▸ STATED EXERCISE
Using the data beneath, show every line that includes the word "subtitle".

▸ SUPPLIED MATERIAL
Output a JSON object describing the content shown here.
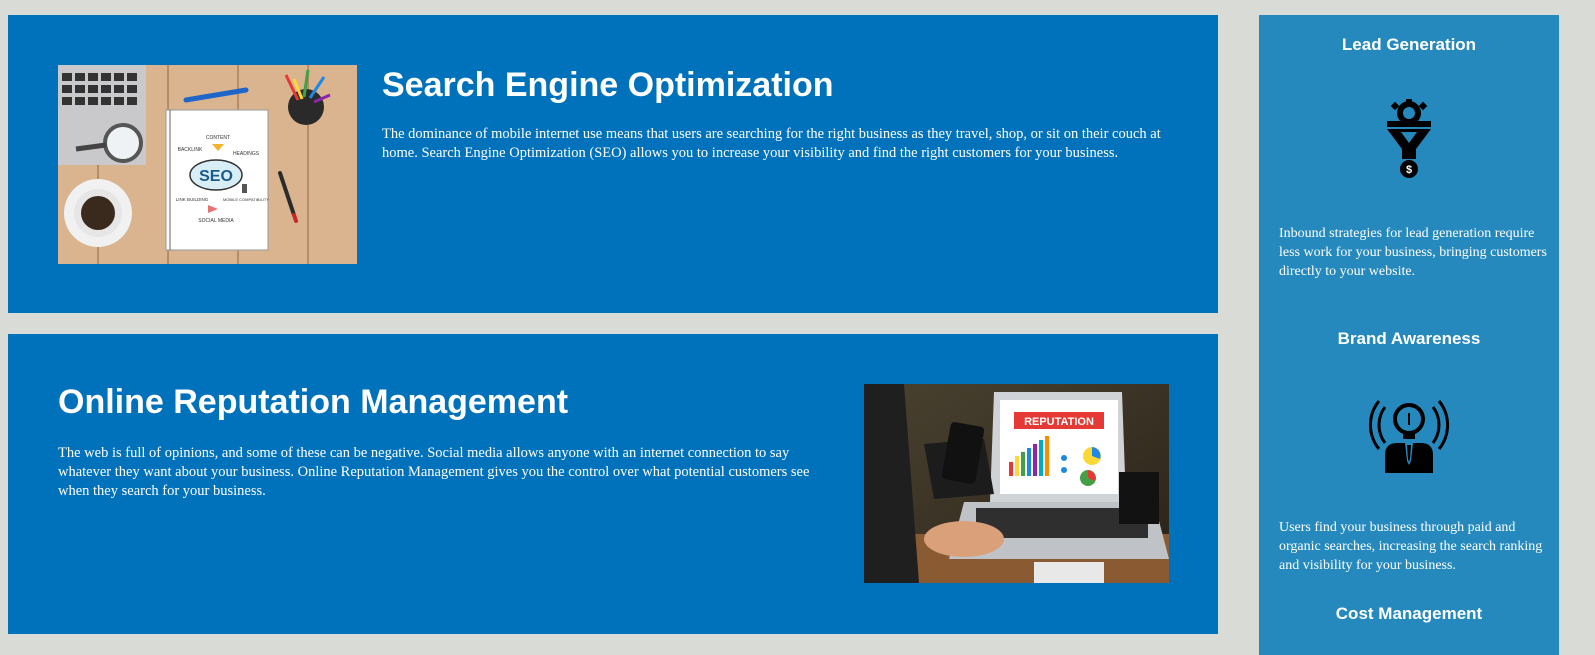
{
  "services": {
    "seo": {
      "title": "Search Engine Optimization",
      "body": "The dominance of mobile internet use means that users are searching for the right business as they travel, shop, or sit on their couch at home. Search Engine Optimization (SEO) allows you to increase your visibility and find the right customers for your business.",
      "image": {
        "notebook_center": "SEO",
        "tags": [
          "CONTENT",
          "BACKLINK",
          "HEADINGS",
          "LINK BUILDING",
          "MOBILE COMPATIBILITY",
          "SOCIAL MEDIA"
        ]
      }
    },
    "orm": {
      "title": "Online Reputation Management",
      "body": "The web is full of opinions, and some of these can be negative. Social media allows anyone with an internet connection to say whatever they want about your business. Online Reputation Management gives you the control over what potential customers see when they search for your business.",
      "image": {
        "screen_banner": "REPUTATION"
      }
    }
  },
  "benefits": [
    {
      "title": "Lead Generation",
      "icon": "funnel-gear-dollar-icon",
      "body": "Inbound strategies for lead generation require less work for your business, bringing customers directly to your website."
    },
    {
      "title": "Brand Awareness",
      "icon": "lightbulb-person-icon",
      "body": "Users find your business through paid and organic searches, increasing the search ranking and visibility for your business."
    },
    {
      "title": "Cost Management",
      "icon": "",
      "body": ""
    }
  ],
  "colors": {
    "page_background": "#d9dcd6",
    "card_background": "#0072bb",
    "sidebar_background": "#2589bd",
    "text": "#ffffff"
  }
}
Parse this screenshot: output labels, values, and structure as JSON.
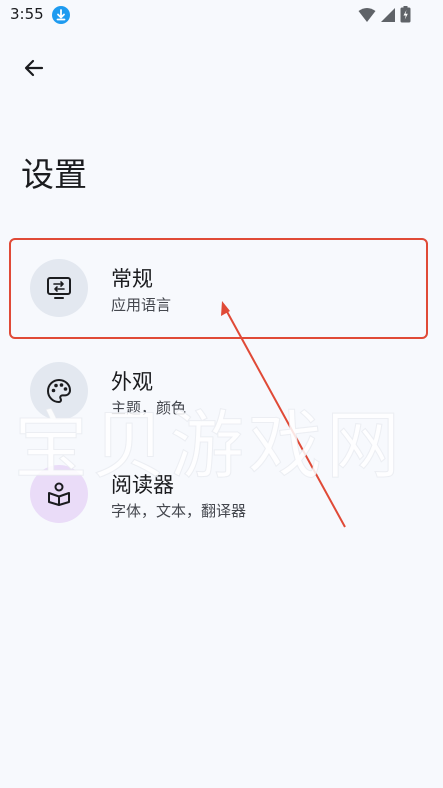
{
  "status_bar": {
    "time": "3:55",
    "icons": [
      "download-icon",
      "wifi-icon",
      "signal-icon",
      "battery-icon"
    ]
  },
  "header": {
    "back_icon": "arrow-left-icon",
    "title": "设置"
  },
  "settings": [
    {
      "title": "常规",
      "subtitle": "应用语言",
      "icon": "monitor-icon",
      "icon_bg": "#e3e8f0"
    },
    {
      "title": "外观",
      "subtitle": "主题，颜色",
      "icon": "palette-icon",
      "icon_bg": "#e3e8f0"
    },
    {
      "title": "阅读器",
      "subtitle": "字体，文本，翻译器",
      "icon": "reader-icon",
      "icon_bg": "#eadcf8"
    }
  ],
  "annotation": {
    "color": "#e04a37"
  },
  "watermark": "宝贝游戏网"
}
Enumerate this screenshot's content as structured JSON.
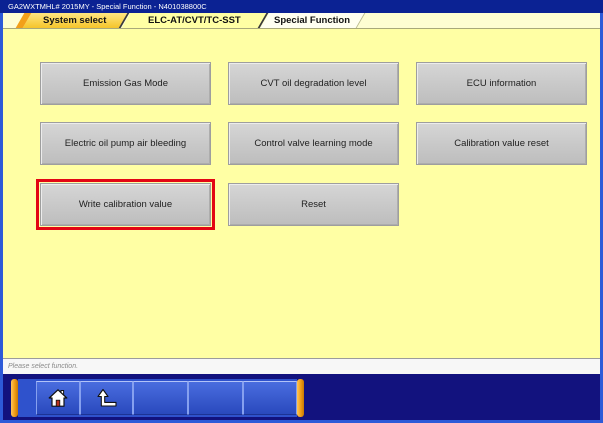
{
  "window": {
    "title": "GA2WXTMHL# 2015MY - Special Function - N401038800C"
  },
  "breadcrumb": {
    "tabs": [
      {
        "label": "System select"
      },
      {
        "label": "ELC-AT/CVT/TC-SST"
      },
      {
        "label": "Special Function"
      }
    ]
  },
  "functions": {
    "buttons": [
      {
        "label": "Emission Gas Mode"
      },
      {
        "label": "CVT oil degradation level"
      },
      {
        "label": "ECU information"
      },
      {
        "label": "Electric oil pump air bleeding"
      },
      {
        "label": "Control valve learning mode"
      },
      {
        "label": "Calibration value reset"
      },
      {
        "label": "Write calibration value",
        "highlighted": true
      },
      {
        "label": "Reset"
      }
    ]
  },
  "status_bar": {
    "message": "Please select function."
  },
  "toolbar": {
    "buttons": [
      {
        "icon": "home-icon"
      },
      {
        "icon": "up-level-icon"
      },
      {
        "icon": null
      },
      {
        "icon": null
      },
      {
        "icon": null
      }
    ]
  },
  "colors": {
    "title-bar": "#0b2293",
    "frame": "#2d5ad8",
    "panel": "#ffffa4",
    "button-face": "#c8c8c8",
    "highlight": "#e30613",
    "toolbar": "#12127e",
    "toolbar-panel": "#2f52cc",
    "toolbar-accent": "#f2a019",
    "tab-gold": "#f5c52a"
  }
}
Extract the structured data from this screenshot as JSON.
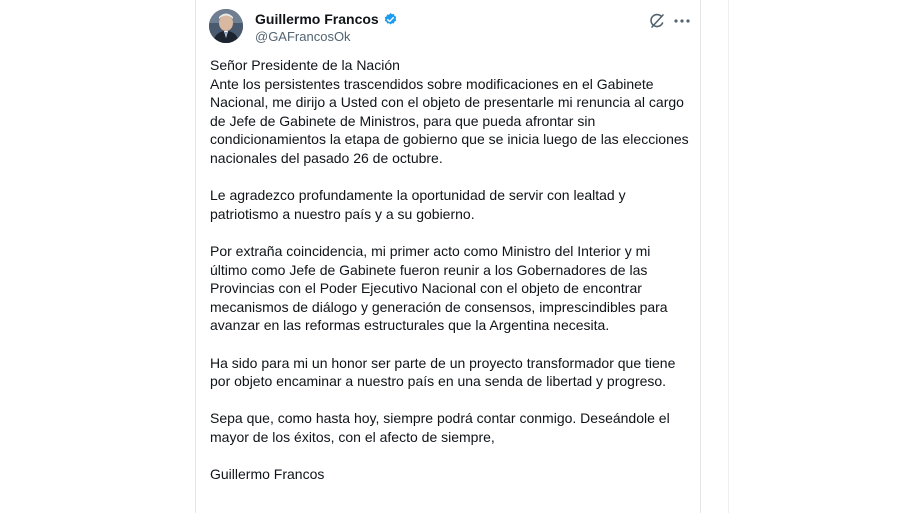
{
  "author": {
    "display_name": "Guillermo Francos",
    "handle": "@GAFrancosOk",
    "verified": true
  },
  "icons": {
    "avatar": "avatar-photo",
    "verified": "verified-badge-icon",
    "grok": "grok-icon",
    "more": "more-options-icon"
  },
  "colors": {
    "verified_badge": "#1d9bf0",
    "text_primary": "#0f1419",
    "text_secondary": "#536471"
  },
  "tweet": {
    "greeting": "Señor Presidente de la Nación",
    "paragraphs": [
      "Ante los persistentes trascendidos sobre modificaciones en el Gabinete Nacional, me dirijo a Usted con el objeto de presentarle mi renuncia al cargo de Jefe de Gabinete de Ministros, para que pueda afrontar sin condicionamientos la etapa de gobierno que se inicia luego de las elecciones nacionales del pasado 26 de octubre.",
      "Le agradezco profundamente la oportunidad de servir con lealtad y patriotismo a nuestro país y a su gobierno.",
      "Por extraña coincidencia, mi primer acto como Ministro del Interior y mi último como Jefe de Gabinete fueron reunir a los Gobernadores de las Provincias con el Poder Ejecutivo Nacional con el objeto de encontrar mecanismos de diálogo y generación de consensos, imprescindibles para avanzar en las reformas estructurales que la Argentina necesita.",
      "Ha sido para mi un honor ser parte de un proyecto transformador que tiene por objeto encaminar a nuestro país en una senda de libertad y progreso.",
      "Sepa que, como hasta hoy, siempre podrá contar conmigo. Deseándole el mayor de los éxitos, con el afecto de siempre,"
    ],
    "signature": "Guillermo Francos"
  }
}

▸ TASK RESULT
      "subtitle": "应用语言",
      "subtitle": "主题，颜色",
      "subtitle": "字体，文本，翻译器",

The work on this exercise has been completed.